Direction - Render each line of the data below as a JSON list of strings, one string per line, omitting blank lines and pictures.
==================================================
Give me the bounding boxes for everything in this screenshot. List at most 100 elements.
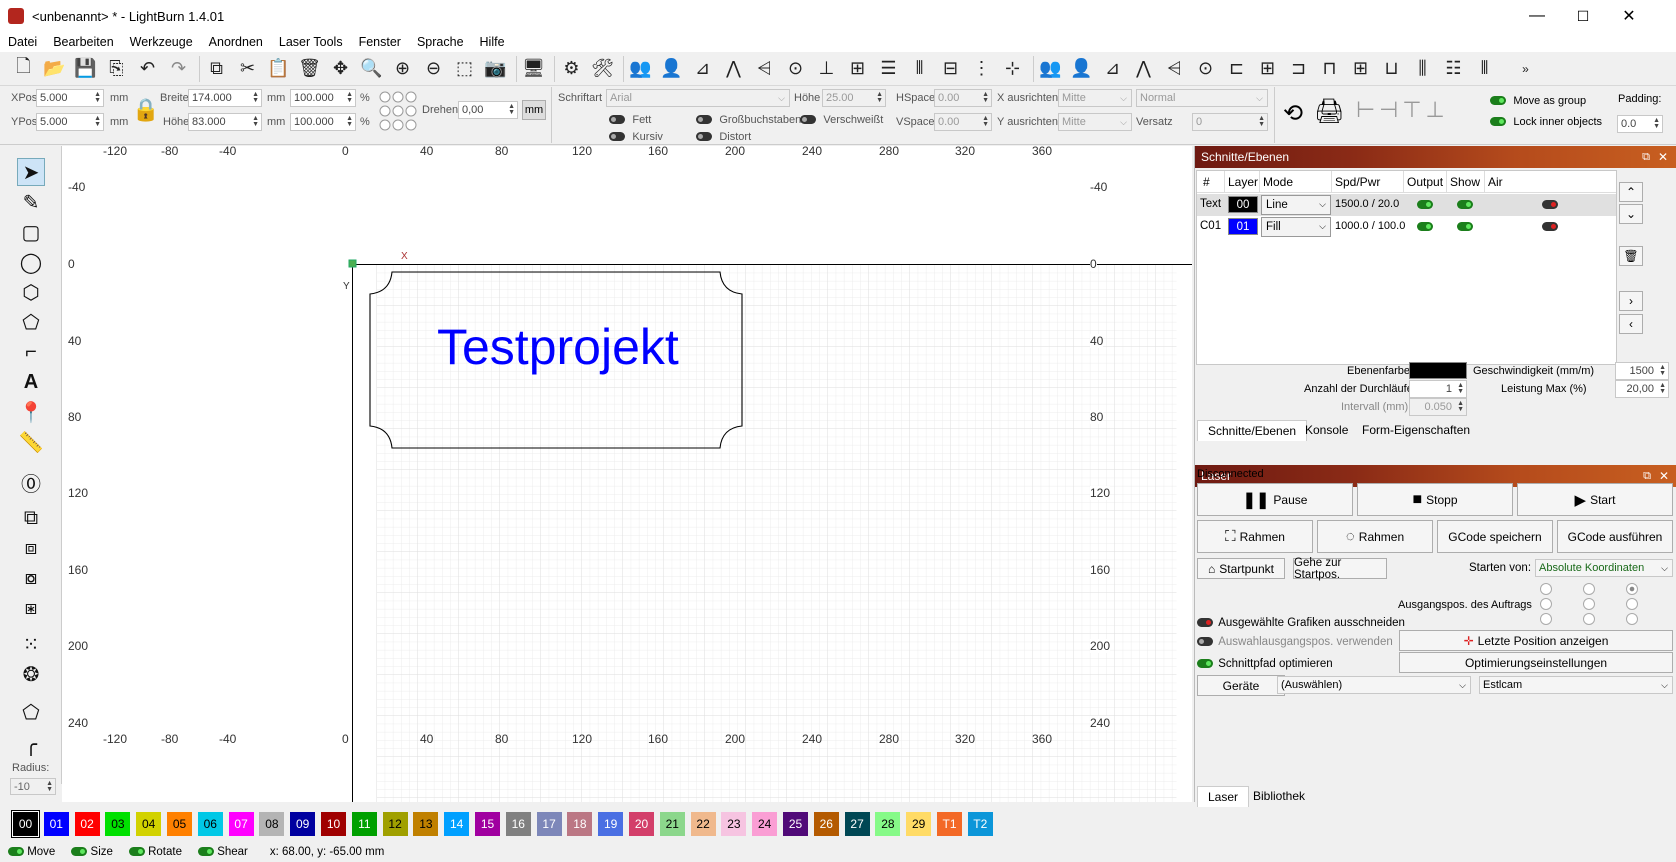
collapse-left-icon[interactable]: ‹ <box>1619 314 1643 334</box>
offset-input[interactable]: 0 ▲ ▼ <box>1192 113 1268 131</box>
monitor-icon[interactable]: 🖥 <box>520 55 547 82</box>
origin-radio-bl[interactable] <box>1540 613 1552 625</box>
zoom-page-icon[interactable]: ⬚ <box>451 55 478 82</box>
distribute-v-icon[interactable]: ⋮ <box>968 55 995 82</box>
layers-tab-2[interactable]: Form-Eigenschaften <box>1352 420 1480 440</box>
palette-swatch-T1[interactable]: T1 <box>937 812 962 836</box>
mirror2-icon[interactable]: ⋀ <box>1130 55 1157 82</box>
center2-icon[interactable]: ⊙ <box>1192 55 1219 82</box>
layers-tab-1[interactable]: Konsole <box>1295 420 1358 440</box>
palette-swatch-21[interactable]: 21 <box>659 812 685 836</box>
new-file-icon[interactable]: 🗋 <box>10 55 37 82</box>
scale-width-input[interactable]: 100.000 ▲ ▼ <box>290 89 356 107</box>
minimize-button[interactable]: — <box>1514 0 1560 32</box>
menu-4[interactable]: Laser Tools <box>271 35 351 49</box>
shear-toggle[interactable]: Shear <box>198 846 248 858</box>
palette-swatch-23[interactable]: 23 <box>721 812 747 836</box>
group-icon[interactable]: 👥 <box>627 55 654 82</box>
zoom-in-icon[interactable]: ⊕ <box>389 55 416 82</box>
text-tool-icon[interactable]: A <box>17 368 45 396</box>
layer-row[interactable]: C01 01 Fill ⌵ 1000.0 / 100.0 <box>1197 216 1616 238</box>
width-input[interactable]: 174.000 ▲ ▼ <box>188 89 262 107</box>
measure-icon[interactable]: 📏 <box>17 428 45 456</box>
subtract-icon[interactable]: ⧇ <box>17 564 45 592</box>
save-icon[interactable]: 💾 <box>72 55 99 82</box>
palette-swatch-15[interactable]: 15 <box>475 812 500 836</box>
distribute-hs-icon[interactable]: ⫼ <box>1409 55 1436 82</box>
align-right-icon[interactable]: ⊐ <box>1285 55 1312 82</box>
palette-swatch-27[interactable]: 27 <box>844 812 870 836</box>
path-edit-icon[interactable]: ⬠ <box>17 698 45 726</box>
save-gcode-button[interactable]: GCode speichern <box>1437 520 1553 553</box>
text-mode-select[interactable]: Normal ⌵ <box>1136 89 1268 107</box>
align-middle-icon[interactable]: ☰ <box>875 55 902 82</box>
menu-1[interactable]: Bearbeiten <box>45 35 121 49</box>
radius-input[interactable]: -10 ▲ ▼ <box>10 778 56 795</box>
intersect-icon[interactable]: ⧆ <box>17 594 45 622</box>
union-icon[interactable]: ⧈ <box>17 534 45 562</box>
palette-swatch-25[interactable]: 25 <box>783 812 808 836</box>
corner-round-icon[interactable]: ╭ <box>17 730 45 758</box>
passes-input[interactable]: 1 ▲ ▼ <box>1409 380 1467 398</box>
menu-2[interactable]: Werkzeuge <box>122 35 201 49</box>
circular-array-icon[interactable]: ❂ <box>17 660 45 688</box>
center-icon[interactable]: ⊙ <box>782 55 809 82</box>
palette-swatch-19[interactable]: 19 <box>598 812 624 836</box>
layer-air-toggle[interactable] <box>1542 222 1558 231</box>
power-input[interactable]: 20,00 ▲ ▼ <box>1615 380 1669 398</box>
canvas-text-object[interactable]: Testprojekt <box>437 318 679 376</box>
palette-swatch-08[interactable]: 08 <box>259 812 285 836</box>
palette-swatch-02[interactable]: 02 <box>74 812 100 836</box>
hspace-input[interactable]: 0.00 ▲ ▼ <box>934 89 992 107</box>
layer-air-toggle[interactable] <box>1542 200 1558 209</box>
layer-down-icon[interactable]: ⌄ <box>1619 204 1643 224</box>
position-marker-icon[interactable]: 📍 <box>17 398 45 426</box>
flip-horizontal-icon[interactable]: ⊿ <box>689 55 716 82</box>
pentagon-icon[interactable]: ⬠ <box>17 308 45 336</box>
align-icon[interactable]: ⊥ <box>813 55 840 82</box>
lock-inner-toggle[interactable]: Lock inner objects <box>1490 114 1602 128</box>
menu-0[interactable]: Datei <box>0 35 45 49</box>
xalign-select[interactable]: Mitte ⌵ <box>1058 89 1132 107</box>
offset-icon[interactable]: ⓪ <box>17 468 45 496</box>
print-icon[interactable]: 🖨 <box>1314 97 1344 126</box>
align-center-icon[interactable]: ⊞ <box>844 55 871 82</box>
palette-swatch-14[interactable]: 14 <box>444 812 470 836</box>
optimize-path-toggle[interactable]: Schnittpfad optimieren <box>1197 658 1333 670</box>
laser-tab-1[interactable]: Bibliothek <box>1243 786 1315 806</box>
pen-icon[interactable]: ✎ <box>17 188 45 216</box>
ungroup-icon[interactable]: 👤 <box>658 55 685 82</box>
cut-icon[interactable]: ✂ <box>234 55 261 82</box>
align-hcenter-icon[interactable]: ⊞ <box>1254 55 1281 82</box>
rectangle-icon[interactable]: ▢ <box>17 218 45 246</box>
mirror-across-icon[interactable]: ⩤ <box>751 55 778 82</box>
align-bottom-icon[interactable]: ⊔ <box>1378 55 1405 82</box>
palette-swatch-12[interactable]: 12 <box>382 812 408 836</box>
delete-icon[interactable]: 🗑 <box>296 55 323 82</box>
layer-show-toggle[interactable] <box>1457 222 1473 231</box>
pause-button[interactable]: ❚❚ Pause <box>1197 483 1353 516</box>
node-edit-icon[interactable]: ⌐ <box>17 338 45 366</box>
start-button[interactable]: ▶ Start <box>1517 483 1673 516</box>
align-left-icon[interactable]: ⊏ <box>1223 55 1250 82</box>
palette-swatch-26[interactable]: 26 <box>813 812 839 836</box>
palette-swatch-T2[interactable]: T2 <box>967 812 993 836</box>
distort-toggle[interactable]: Distort <box>696 129 751 143</box>
align-vcenter-icon[interactable]: ⊞ <box>1347 55 1374 82</box>
palette-swatch-13[interactable]: 13 <box>413 812 439 836</box>
palette-swatch-09[interactable]: 09 <box>290 812 316 836</box>
start-from-select[interactable]: Absolute Koordinaten ⌵ <box>1535 559 1673 577</box>
menu-5[interactable]: Fenster <box>351 35 409 49</box>
rotate-object-icon[interactable]: ⟲ <box>1283 99 1303 128</box>
select-icon[interactable]: ➤ <box>17 158 45 186</box>
padding-input[interactable]: 0.0 ▲ ▼ <box>1617 115 1663 133</box>
palette-swatch-04[interactable]: 04 <box>136 812 162 836</box>
origin-radio-mc[interactable] <box>1583 598 1595 610</box>
palette-swatch-00[interactable]: 00 <box>13 812 38 836</box>
palette-swatch-29[interactable]: 29 <box>906 812 932 836</box>
maximize-button[interactable]: ☐ <box>1560 0 1606 32</box>
float-laser-panel-icon[interactable]: ⧉ <box>1643 470 1651 483</box>
tools-icon[interactable]: 🛠 <box>589 55 616 82</box>
palette-swatch-01[interactable]: 01 <box>43 812 69 836</box>
mirror-icon[interactable]: ⋀ <box>720 55 747 82</box>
==================================================
Written response -
[
  "Give me the bounding boxes for everything in this screenshot. List at most 100 elements.",
  "collapse-left-icon[interactable]: ‹ <box>1619 314 1643 334</box>",
  "offset-input[interactable]: 0 ▲ ▼ <box>1192 113 1268 131</box>",
  "monitor-icon[interactable]: 🖥 <box>520 55 547 82</box>",
  "origin-radio-bl[interactable] <box>1540 613 1552 625</box>",
  "zoom-page-icon[interactable]: ⬚ <box>451 55 478 82</box>",
  "distribute-v-icon[interactable]: ⋮ <box>968 55 995 82</box>",
  "layers-tab-2[interactable]: Form-Eigenschaften <box>1352 420 1480 440</box>",
  "palette-swatch-T1[interactable]: T1 <box>937 812 962 836</box>",
  "mirror2-icon[interactable]: ⋀ <box>1130 55 1157 82</box>",
  "center2-icon[interactable]: ⊙ <box>1192 55 1219 82</box>",
  "layers-tab-1[interactable]: Konsole <box>1295 420 1358 440</box>",
  "palette-swatch-21[interactable]: 21 <box>659 812 685 836</box>",
  "new-file-icon[interactable]: 🗋 <box>10 55 37 82</box>",
  "scale-width-input[interactable]: 100.000 ▲ ▼ <box>290 89 356 107</box>",
  "minimize-button[interactable]: — <box>1514 0 1560 32</box>",
  "menu-4[interactable]: Laser Tools <box>271 35 351 49</box>",
  "shear-toggle[interactable]: Shear <box>198 846 248 858</box>",
  "palette-swatch-23[interactable]: 23 <box>721 812 747 836</box>",
  "group-icon[interactable]: 👥 <box>627 55 654 82</box>",
  "zoom-in-icon[interactable]: ⊕ <box>389 55 416 82</box>",
  "text-tool-icon[interactable]: A <box>17 368 45 396</box>",
  "layer-row[interactable]: C01 01 Fill ⌵ 1000.0 / 100.0 <box>1197 216 1616 238</box>",
  "width-input[interactable]: 174.000 ▲ ▼ <box>188 89 262 107</box>",
  "measure-icon[interactable]: 📏 <box>17 428 45 456</box>",
  "subtract-icon[interactable]: ⧇ <box>17 564 45 592</box>",
  "save-icon[interactable]: 💾 <box>72 55 99 82</box>",
  "palette-swatch-15[interactable]: 15 <box>475 812 500 836</box>",
  "distribute-hs-icon[interactable]: ⫼ <box>1409 55 1436 82</box>",
  "align-right-icon[interactable]: ⊐ <box>1285 55 1312 82</box>",
  "palette-swatch-27[interactable]: 27 <box>844 812 870 836</box>",
  "path-edit-icon[interactable]: ⬠ <box>17 698 45 726</box>",
  "save-gcode-button[interactable]: GCode speichern <box>1437 520 1553 553</box>",
  "text-mode-select[interactable]: Normal ⌵ <box>1136 89 1268 107</box>",
  "align-middle-icon[interactable]: ☰ <box>875 55 902 82</box>",
  "menu-1[interactable]: Bearbeiten <box>45 35 121 49</box>",
  "radius-input[interactable]: -10 ▲ ▼ <box>10 778 56 795</box>",
  "intersect-icon[interactable]: ⧆ <box>17 594 45 622</box>",
  "union-icon[interactable]: ⧈ <box>17 534 45 562</box>",
  "palette-swatch-25[interactable]: 25 <box>783 812 808 836</box>",
  "corner-round-icon[interactable]: ╭ <box>17 730 45 758</box>",
  "passes-input[interactable]: 1 ▲ ▼ <box>1409 380 1467 398</box>",
  "menu-2[interactable]: Werkzeuge <box>122 35 201 49</box>",
  "circular-array-icon[interactable]: ❂ <box>17 660 45 688</box>",
  "center-icon[interactable]: ⊙ <box>782 55 809 82</box>",
  "palette-swatch-19[interactable]: 19 <box>598 812 624 836</box>",
  "layer-air-toggle[interactable] <box>1542 222 1558 231</box>",
  "power-input[interactable]: 20,00 ▲ ▼ <box>1615 380 1669 398</box>",
  "canvas-text-object[interactable]: Testprojekt <box>437 318 679 376</box>",
  "palette-swatch-08[interactable]: 08 <box>259 812 285 836</box>",
  "palette-swatch-02[interactable]: 02 <box>74 812 100 836</box>",
  "hspace-input[interactable]: 0.00 ▲ ▼ <box>934 89 992 107</box>",
  "layer-air-toggle[interactable] <box>1542 200 1558 209</box>",
  "layer-down-icon[interactable]: ⌄ <box>1619 204 1643 224</box>",
  "position-marker-icon[interactable]: 📍 <box>17 398 45 426</box>",
  "flip-horizontal-icon[interactable]: ⊿ <box>689 55 716 82</box>",
  "pentagon-icon[interactable]: ⬠ <box>17 308 45 336</box>",
  "align-icon[interactable]: ⊥ <box>813 55 840 82</box>",
  "lock-inner-toggle[interactable]: Lock inner objects <box>1490 114 1602 128</box>",
  "menu-0[interactable]: Datei <box>0 35 45 49</box>",
  "xalign-select[interactable]: Mitte ⌵ <box>1058 89 1132 107</box>",
  "offset-icon[interactable]: ⓪ <box>17 468 45 496</box>",
  "print-icon[interactable]: 🖨 <box>1314 97 1344 126</box>",
  "align-center-icon[interactable]: ⊞ <box>844 55 871 82</box>",
  "palette-swatch-14[interactable]: 14 <box>444 812 470 836</box>",
  "optimize-path-toggle[interactable]: Schnittpfad optimieren <box>1197 658 1333 670</box>",
  "laser-tab-1[interactable]: Bibliothek <box>1243 786 1315 806</box>",
  "pen-icon[interactable]: ✎ <box>17 188 45 216</box>",
  "ungroup-icon[interactable]: 👤 <box>658 55 685 82</box>",
  "cut-icon[interactable]: ✂ <box>234 55 261 82</box>",
  "align-hcenter-icon[interactable]: ⊞ <box>1254 55 1281 82</box>",
  "rectangle-icon[interactable]: ▢ <box>17 218 45 246</box>",
  "mirror-across-icon[interactable]: ⩤ <box>751 55 778 82</box>",
  "align-bottom-icon[interactable]: ⊔ <box>1378 55 1405 82</box>",
  "palette-swatch-12[interactable]: 12 <box>382 812 408 836</box>",
  "delete-icon[interactable]: 🗑 <box>296 55 323 82</box>",
  "layer-show-toggle[interactable] <box>1457 222 1473 231</box>",
  "pause-button[interactable]: ❚❚ Pause <box>1197 483 1353 516</box>",
  "node-edit-icon[interactable]: ⌐ <box>17 338 45 366</box>",
  "start-button[interactable]: ▶ Start <box>1517 483 1673 516</box>",
  "align-left-icon[interactable]: ⊏ <box>1223 55 1250 82</box>",
  "palette-swatch-26[interactable]: 26 <box>813 812 839 836</box>",
  "palette-swatch-T2[interactable]: T2 <box>967 812 993 836</box>",
  "distort-toggle[interactable]: Distort <box>696 129 751 143</box>",
  "align-vcenter-icon[interactable]: ⊞ <box>1347 55 1374 82</box>",
  "palette-swatch-13[interactable]: 13 <box>413 812 439 836</box>",
  "palette-swatch-09[interactable]: 09 <box>290 812 316 836</box>",
  "start-from-select[interactable]: Absolute Koordinaten ⌵ <box>1535 559 1673 577</box>",
  "menu-5[interactable]: Fenster <box>351 35 409 49</box>",
  "rotate-object-icon[interactable]: ⟲ <box>1283 99 1303 128</box>",
  "select-icon[interactable]: ➤ <box>17 158 45 186</box>",
  "padding-input[interactable]: 0.0 ▲ ▼ <box>1617 115 1663 133</box>",
  "palette-swatch-04[interactable]: 04 <box>136 812 162 836</box>",
  "origin-radio-mc[interactable] <box>1583 598 1595 610</box>",
  "palette-swatch-00[interactable]: 00 <box>13 812 38 836</box>",
  "palette-swatch-29[interactable]: 29 <box>906 812 932 836</box>",
  "maximize-button[interactable]: ☐ <box>1560 0 1606 32</box>",
  "float-laser-panel-icon[interactable]: ⧉ <box>1643 470 1651 483</box>",
  "tools-icon[interactable]: 🛠 <box>589 55 616 82</box>",
  "palette-swatch-01[interactable]: 01 <box>43 812 69 836</box>",
  "mirror-icon[interactable]: ⋀ <box>720 55 747 82</box>"
]